:: Written task ::
Where a line below holds the string "arrow", copy that line.

:: Data extract ::

—————

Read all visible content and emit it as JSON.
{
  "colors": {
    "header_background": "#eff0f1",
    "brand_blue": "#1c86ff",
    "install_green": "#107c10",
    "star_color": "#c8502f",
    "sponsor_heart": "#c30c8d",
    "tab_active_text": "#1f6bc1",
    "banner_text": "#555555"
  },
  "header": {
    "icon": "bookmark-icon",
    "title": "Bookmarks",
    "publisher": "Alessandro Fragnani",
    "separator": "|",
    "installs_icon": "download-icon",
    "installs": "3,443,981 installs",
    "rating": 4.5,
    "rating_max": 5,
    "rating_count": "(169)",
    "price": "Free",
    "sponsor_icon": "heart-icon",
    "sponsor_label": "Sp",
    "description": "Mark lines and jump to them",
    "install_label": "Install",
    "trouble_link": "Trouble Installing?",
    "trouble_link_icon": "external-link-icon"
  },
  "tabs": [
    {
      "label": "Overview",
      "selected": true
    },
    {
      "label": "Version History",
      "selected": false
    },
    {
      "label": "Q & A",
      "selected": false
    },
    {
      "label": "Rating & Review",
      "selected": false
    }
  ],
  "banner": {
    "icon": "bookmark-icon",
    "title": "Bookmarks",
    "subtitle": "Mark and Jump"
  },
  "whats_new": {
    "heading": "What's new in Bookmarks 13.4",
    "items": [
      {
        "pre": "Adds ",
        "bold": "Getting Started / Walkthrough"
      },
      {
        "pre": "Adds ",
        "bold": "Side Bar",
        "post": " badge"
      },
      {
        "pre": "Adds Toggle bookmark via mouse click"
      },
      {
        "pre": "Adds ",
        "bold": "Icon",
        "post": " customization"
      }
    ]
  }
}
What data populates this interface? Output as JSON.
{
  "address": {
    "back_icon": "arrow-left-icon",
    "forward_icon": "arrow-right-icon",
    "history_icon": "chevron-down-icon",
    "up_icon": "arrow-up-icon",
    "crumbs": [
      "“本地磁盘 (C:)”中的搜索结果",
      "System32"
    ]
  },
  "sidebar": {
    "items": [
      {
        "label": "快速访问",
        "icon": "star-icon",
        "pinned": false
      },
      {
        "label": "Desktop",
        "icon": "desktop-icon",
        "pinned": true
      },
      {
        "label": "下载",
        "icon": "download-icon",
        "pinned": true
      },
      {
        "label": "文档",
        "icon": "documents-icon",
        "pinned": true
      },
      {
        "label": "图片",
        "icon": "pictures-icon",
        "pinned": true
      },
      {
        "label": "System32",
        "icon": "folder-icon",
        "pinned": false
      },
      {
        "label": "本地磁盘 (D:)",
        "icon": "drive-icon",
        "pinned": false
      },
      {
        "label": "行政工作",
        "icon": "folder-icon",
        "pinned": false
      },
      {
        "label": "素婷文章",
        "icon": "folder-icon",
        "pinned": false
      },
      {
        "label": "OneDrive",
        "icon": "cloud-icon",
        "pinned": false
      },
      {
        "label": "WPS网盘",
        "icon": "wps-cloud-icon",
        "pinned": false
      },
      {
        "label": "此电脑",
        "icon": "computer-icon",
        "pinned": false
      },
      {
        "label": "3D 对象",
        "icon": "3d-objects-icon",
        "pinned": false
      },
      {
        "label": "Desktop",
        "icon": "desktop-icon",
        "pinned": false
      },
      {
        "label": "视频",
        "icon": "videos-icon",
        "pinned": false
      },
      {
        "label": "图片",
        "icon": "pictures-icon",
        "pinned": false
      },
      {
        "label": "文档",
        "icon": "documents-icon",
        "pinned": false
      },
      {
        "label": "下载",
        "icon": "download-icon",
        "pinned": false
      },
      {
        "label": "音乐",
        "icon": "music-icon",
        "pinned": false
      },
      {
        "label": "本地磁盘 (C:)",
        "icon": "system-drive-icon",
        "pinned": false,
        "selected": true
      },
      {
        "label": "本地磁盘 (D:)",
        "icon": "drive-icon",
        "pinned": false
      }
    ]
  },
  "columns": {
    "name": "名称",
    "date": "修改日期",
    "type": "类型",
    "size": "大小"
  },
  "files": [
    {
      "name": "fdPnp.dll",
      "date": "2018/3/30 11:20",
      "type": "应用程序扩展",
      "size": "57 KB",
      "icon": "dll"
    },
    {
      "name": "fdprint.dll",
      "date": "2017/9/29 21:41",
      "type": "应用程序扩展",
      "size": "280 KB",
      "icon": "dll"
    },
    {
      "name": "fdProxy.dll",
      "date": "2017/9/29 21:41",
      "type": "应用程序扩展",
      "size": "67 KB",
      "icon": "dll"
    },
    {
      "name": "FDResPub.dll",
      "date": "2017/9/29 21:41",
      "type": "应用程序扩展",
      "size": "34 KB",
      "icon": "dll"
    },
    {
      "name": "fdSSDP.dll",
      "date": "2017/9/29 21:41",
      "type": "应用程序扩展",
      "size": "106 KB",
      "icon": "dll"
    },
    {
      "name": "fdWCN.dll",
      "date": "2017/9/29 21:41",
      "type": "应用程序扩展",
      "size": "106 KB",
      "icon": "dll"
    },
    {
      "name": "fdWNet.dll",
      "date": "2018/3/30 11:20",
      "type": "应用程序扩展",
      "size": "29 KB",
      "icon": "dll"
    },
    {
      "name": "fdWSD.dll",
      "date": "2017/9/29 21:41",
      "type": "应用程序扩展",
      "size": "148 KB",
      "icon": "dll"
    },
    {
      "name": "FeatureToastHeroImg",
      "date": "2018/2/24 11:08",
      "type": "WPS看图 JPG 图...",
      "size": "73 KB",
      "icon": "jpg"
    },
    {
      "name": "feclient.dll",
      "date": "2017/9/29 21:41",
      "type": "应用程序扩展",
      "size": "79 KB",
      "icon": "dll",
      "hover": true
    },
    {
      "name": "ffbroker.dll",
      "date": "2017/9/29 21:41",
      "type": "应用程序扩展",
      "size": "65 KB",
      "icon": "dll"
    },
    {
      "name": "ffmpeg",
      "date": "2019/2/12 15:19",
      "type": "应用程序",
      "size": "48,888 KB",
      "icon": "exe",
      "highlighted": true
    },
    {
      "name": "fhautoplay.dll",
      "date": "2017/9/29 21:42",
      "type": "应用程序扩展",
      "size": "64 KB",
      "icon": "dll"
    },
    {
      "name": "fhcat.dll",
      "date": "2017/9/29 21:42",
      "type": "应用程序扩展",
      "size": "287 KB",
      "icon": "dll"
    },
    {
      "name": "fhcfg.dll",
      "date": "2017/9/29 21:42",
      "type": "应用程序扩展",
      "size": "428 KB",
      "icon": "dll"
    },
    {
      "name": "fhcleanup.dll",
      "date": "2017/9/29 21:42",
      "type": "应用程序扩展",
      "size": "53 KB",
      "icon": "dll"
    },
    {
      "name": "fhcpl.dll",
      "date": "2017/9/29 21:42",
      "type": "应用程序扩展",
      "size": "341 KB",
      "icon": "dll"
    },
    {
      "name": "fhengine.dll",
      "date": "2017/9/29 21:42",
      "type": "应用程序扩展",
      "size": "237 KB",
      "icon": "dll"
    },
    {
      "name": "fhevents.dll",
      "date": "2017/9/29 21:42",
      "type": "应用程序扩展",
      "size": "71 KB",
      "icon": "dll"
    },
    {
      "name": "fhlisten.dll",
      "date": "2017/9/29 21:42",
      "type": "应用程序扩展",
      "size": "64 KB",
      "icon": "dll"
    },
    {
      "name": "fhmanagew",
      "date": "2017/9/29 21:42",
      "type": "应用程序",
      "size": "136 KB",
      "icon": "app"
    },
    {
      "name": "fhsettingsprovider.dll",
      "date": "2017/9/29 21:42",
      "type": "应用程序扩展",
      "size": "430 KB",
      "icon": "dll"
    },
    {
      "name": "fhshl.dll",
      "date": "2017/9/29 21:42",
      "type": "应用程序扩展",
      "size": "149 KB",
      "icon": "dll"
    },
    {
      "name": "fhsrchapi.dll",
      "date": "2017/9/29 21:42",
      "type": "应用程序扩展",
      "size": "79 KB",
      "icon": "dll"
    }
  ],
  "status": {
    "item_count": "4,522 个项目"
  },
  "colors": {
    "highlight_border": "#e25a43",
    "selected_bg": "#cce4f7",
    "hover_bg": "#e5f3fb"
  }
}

—————

:: Exercise result ::
    "back_icon": "arrow-left-icon",
    "forward_icon": "arrow-right-icon",
    "up_icon": "arrow-up-icon",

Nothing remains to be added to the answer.